• _WHAT NEEDS TO BE DONE_
Transcribe the listing below word for word.

+ + + + +

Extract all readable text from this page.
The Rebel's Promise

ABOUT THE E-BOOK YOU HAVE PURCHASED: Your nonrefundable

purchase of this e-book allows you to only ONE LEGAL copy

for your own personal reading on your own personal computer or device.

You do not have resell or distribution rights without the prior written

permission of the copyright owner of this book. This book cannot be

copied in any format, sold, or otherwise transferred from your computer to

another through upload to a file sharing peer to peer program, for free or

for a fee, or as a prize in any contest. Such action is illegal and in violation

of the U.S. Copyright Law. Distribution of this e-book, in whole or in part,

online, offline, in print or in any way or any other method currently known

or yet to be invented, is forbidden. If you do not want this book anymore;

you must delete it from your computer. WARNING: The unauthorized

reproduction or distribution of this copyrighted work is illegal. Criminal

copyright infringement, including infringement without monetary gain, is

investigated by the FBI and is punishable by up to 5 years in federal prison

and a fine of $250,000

+ + + + +

• _FULL RESPONSE_
Extract all readable text from this page.
The Rebel's Promise

ABOUT THE E-BOOK YOU HAVE PURCHASED: Your nonrefundable

purchase of this e-book allows you to only ONE LEGAL copy

for your own personal reading on your own personal computer or device.

You do not have resell or distribution rights without the prior written

permission of the copyright owner of this book. This book cannot be

copied in any format, sold, or otherwise transferred from your computer to

another through upload to a file sharing peer to peer program, for free or

for a fee, or as a prize in any contest. Such action is illegal and in violation

of the U.S. Copyright Law. Distribution of this e-book, in whole or in part,

online, offline, in print or in any way or any other method currently known

or yet to be invented, is forbidden. If you do not want this book anymore;

you must delete it from your computer. WARNING: The unauthorized

reproduction or distribution of this copyrighted work is illegal. Criminal

copyright infringement, including infringement without monetary gain, is

investigated by the FBI and is punishable by up to 5 years in federal prison

and a fine of $250,000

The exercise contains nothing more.